╭─ Исходный текст
Екатерина II и ее мир: Статьи разных лет

Шрифт:
ОТ СОСТАВИТЕЛЕЙ
В сборник трудов одного из лучших знатоков России XVIII века Дэвида М. Гриффитса «Екатерина II и ее мир. Статьи разных лет» вошли переводы не только публиковавшихся прежде в западных периодических изданиях и сборниках работ автора (в том числе двух предисловий, написанных им: одно — к англоязычному изданию Жалованных грамот 1785 года, другое — к монографии Хью Д. Хадсона-мл. о Демидовых и металлургической промышленности в России XVIII века){1}, но и тех статей, которые в силу разных причин оставались неопубликованными, некоторые из них — в течение нескольких десятилетий. К этой группе относятся пять из семнадцати статей, представленных в сборнике{2}.
Составители выражают благодарность автору, предоставившему свои рукописи для перевода и публикации, а также редакции журнала «Уральский исторический вестник», позволившей воспроизвести на страницах этого сборника ранее опубликованный в этом издании авторизованный перевод статьи «Пролетарии по указу: история приписных крестьян в России (1630–1861 гг.)», написанной Дэвидом Гриффитсом в соавторстве с Хью Д. Хадсоном-мл. и Брюсом Дж. Дехартом.
Александр Каменский.
Русский XVIII век Дэвида Гриффитса
За последние двадцать лет на русский язык переведено немало трудов западных историков-русистов, в том числе книг по истории России XVIII века. Читателя, знакомого с этими книгами, вряд ли нужно убеждать в том, что английские, американские, французские, немецкие, итальянские ученые, посвятившие всю свою жизнь серьезному изучению истории и культуры далекого прошлого нашей страны, — это по большей части люди, симпатизирующие России, хорошо знающие и понимающие нашу страну. К числу таких ученых, несомненно, принадлежит и американец Дэвид Марк Гриффитс.
╰─
╭─ Записи
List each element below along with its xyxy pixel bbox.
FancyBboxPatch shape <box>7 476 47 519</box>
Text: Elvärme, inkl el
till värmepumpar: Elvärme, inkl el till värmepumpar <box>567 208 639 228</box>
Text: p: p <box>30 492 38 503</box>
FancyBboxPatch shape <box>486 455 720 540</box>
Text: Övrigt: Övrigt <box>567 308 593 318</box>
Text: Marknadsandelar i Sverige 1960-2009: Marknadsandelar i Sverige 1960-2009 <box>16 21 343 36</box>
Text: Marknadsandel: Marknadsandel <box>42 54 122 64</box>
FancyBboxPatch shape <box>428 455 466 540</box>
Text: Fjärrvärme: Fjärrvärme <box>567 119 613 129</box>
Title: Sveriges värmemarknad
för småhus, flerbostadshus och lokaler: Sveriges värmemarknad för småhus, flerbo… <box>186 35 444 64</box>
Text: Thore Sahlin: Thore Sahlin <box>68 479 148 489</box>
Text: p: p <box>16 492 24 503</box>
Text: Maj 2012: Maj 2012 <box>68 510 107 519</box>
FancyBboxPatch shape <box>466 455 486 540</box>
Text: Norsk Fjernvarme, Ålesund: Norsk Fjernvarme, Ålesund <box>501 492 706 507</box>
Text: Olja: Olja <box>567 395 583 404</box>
╰─
Что сделать:
a) Перепишите из исходного текста фрагмент от слов «Составители выражают благодарность» до слов «Александр Каменский.» включительно.
b) Продолжите исходный текст о сборнике статей Дэвида Гриффитса, начиная сразу после его последнего предложения.

Письменные ответы:
a)
Составители выражают благодарность автору, предоставившему свои рукописи для перевода и публикации, а также редакции журнала «Уральский исторический вестник», позволившей воспроизвести на страницах этого сборника ранее опубликованный в этом издании авторизованный перевод статьи «Пролетарии по указу: история приписных крестьян в России (1630–1861 гг.)», написанной Дэвидом Гриффитсом в соавторстве с Хью Д. Хадсоном-мл. и Брюсом Дж. Дехартом.
Александр Каменский.

b)
Особенность данной книги заключается в том, что она представляет собой не монографическое исследование, а сборник статей. Среди историков нередко встречаются ученые, которые работают преимущественно в жанре научной статьи и не любят или не умеют писать длинные многостраничные сочинения. В случае с Гриффитсом это не так, поскольку он является автором фундаментального исследования о начальном периоде русско-американских отношений, в основу которого положена его докторская диссертация и которое, к сожалению, до сих пор остается неопубликованным именно в силу своего объема{3}, значительно превосходящего принятые стандарты американских научных изданий. Однако и в качестве автора статей Гриффитс завоевал репутацию одного из ведущих западных специалистов по России XVIII века, чьи работы оказали серьезное влияние на его коллег на Западе и в самой России. Впрочем, необходимо оговориться: как и с трудами других западных коллег, с работами Гриффитса российские историки смогли впервые познакомиться лишь в конце 1980-х — начале 1990-х годов. На протяжении десятилетий советского времени вся западная историография России клеймилась как исключительно «буржуазная», большая часть зарубежных научных изданий если и проникала в наши библиотеки, то отправлялась прямиком в спецхран, а непосредственное общение с иностранными коллегами было редким и проходило под бдительным надзором «искусствоведов в штатском». Считалось, что владеть иностранными языками для советских историков-русистов — излишняя роскошь, и если упоминания о зарубежных исследованиях и попадали в историографические обзоры, то исключительно ради их критики.
Не секрет, что изучение русской истории на Западе превратилось в самостоятельную научную область лишь во второй половине XX века, когда в условиях конфронтации с СССР и «холодной войны» правительства западных стран и частные фонды стали щедро финансировать соответствующие исследования{4}. Само это обстоятельство, казалось бы, подтверждает тезис советских пропагандистов о том, что вся западная историография России лишь играла отведенную ей роль в идеологической борьбе с коммунизмом, а потому спецхран и был самым подходящим местом для работ зарубежных ученых. Однако в действительности — как часто бывает, когда власть пытается предпринять что-либо при помощи профессионалов, — результат оказался не вполне тем, на который рассчитывали.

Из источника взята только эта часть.